**EXERCISE PROMPT**: Each record is to be printed again precisely as it reads.

──────── SUPPLIED RECORDS ────────

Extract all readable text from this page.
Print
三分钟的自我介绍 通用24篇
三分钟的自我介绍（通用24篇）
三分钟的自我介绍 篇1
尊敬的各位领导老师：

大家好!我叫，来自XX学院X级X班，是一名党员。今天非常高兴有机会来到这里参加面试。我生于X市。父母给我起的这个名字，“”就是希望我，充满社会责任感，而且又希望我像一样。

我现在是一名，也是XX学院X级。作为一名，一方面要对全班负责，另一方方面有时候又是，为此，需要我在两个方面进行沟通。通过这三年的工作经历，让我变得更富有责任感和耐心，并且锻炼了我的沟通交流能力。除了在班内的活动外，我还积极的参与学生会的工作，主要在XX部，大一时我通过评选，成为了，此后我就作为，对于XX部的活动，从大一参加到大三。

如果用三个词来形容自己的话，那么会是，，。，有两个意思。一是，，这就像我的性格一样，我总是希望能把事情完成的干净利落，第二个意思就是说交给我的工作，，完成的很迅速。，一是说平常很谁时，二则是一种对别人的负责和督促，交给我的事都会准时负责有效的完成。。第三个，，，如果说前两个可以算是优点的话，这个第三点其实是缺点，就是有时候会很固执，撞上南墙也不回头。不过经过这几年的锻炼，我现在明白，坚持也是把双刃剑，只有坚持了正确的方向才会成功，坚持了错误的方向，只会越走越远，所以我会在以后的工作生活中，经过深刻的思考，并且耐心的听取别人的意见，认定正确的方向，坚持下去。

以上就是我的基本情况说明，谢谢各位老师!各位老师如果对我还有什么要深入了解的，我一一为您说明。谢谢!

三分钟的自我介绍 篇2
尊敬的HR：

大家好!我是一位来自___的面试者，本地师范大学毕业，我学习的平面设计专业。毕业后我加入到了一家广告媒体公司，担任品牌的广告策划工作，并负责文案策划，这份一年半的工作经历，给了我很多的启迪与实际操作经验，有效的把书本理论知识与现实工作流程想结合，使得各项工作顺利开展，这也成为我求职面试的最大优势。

────────

**EXERCISE ANSWER**:
Extract all readable text from this page.
Print
三分钟的自我介绍 通用24篇
三分钟的自我介绍（通用24篇）
三分钟的自我介绍 篇1
尊敬的各位领导老师：

大家好!我叫，来自XX学院X级X班，是一名党员。今天非常高兴有机会来到这里参加面试。我生于X市。父母给我起的这个名字，“”就是希望我，充满社会责任感，而且又希望我像一样。

我现在是一名，也是XX学院X级。作为一名，一方面要对全班负责，另一方方面有时候又是，为此，需要我在两个方面进行沟通。通过这三年的工作经历，让我变得更富有责任感和耐心，并且锻炼了我的沟通交流能力。除了在班内的活动外，我还积极的参与学生会的工作，主要在XX部，大一时我通过评选，成为了，此后我就作为，对于XX部的活动，从大一参加到大三。

如果用三个词来形容自己的话，那么会是，，。，有两个意思。一是，，这就像我的性格一样，我总是希望能把事情完成的干净利落，第二个意思就是说交给我的工作，，完成的很迅速。，一是说平常很谁时，二则是一种对别人的负责和督促，交给我的事都会准时负责有效的完成。。第三个，，，如果说前两个可以算是优点的话，这个第三点其实是缺点，就是有时候会很固执，撞上南墙也不回头。不过经过这几年的锻炼，我现在明白，坚持也是把双刃剑，只有坚持了正确的方向才会成功，坚持了错误的方向，只会越走越远，所以我会在以后的工作生活中，经过深刻的思考，并且耐心的听取别人的意见，认定正确的方向，坚持下去。

以上就是我的基本情况说明，谢谢各位老师!各位老师如果对我还有什么要深入了解的，我一一为您说明。谢谢!

三分钟的自我介绍 篇2
尊敬的HR：

大家好!我是一位来自___的面试者，本地师范大学毕业，我学习的平面设计专业。毕业后我加入到了一家广告媒体公司，担任品牌的广告策划工作，并负责文案策划，这份一年半的工作经历，给了我很多的启迪与实际操作经验，有效的把书本理论知识与现实工作流程想结合，使得各项工作顺利开展，这也成为我求职面试的最大优势。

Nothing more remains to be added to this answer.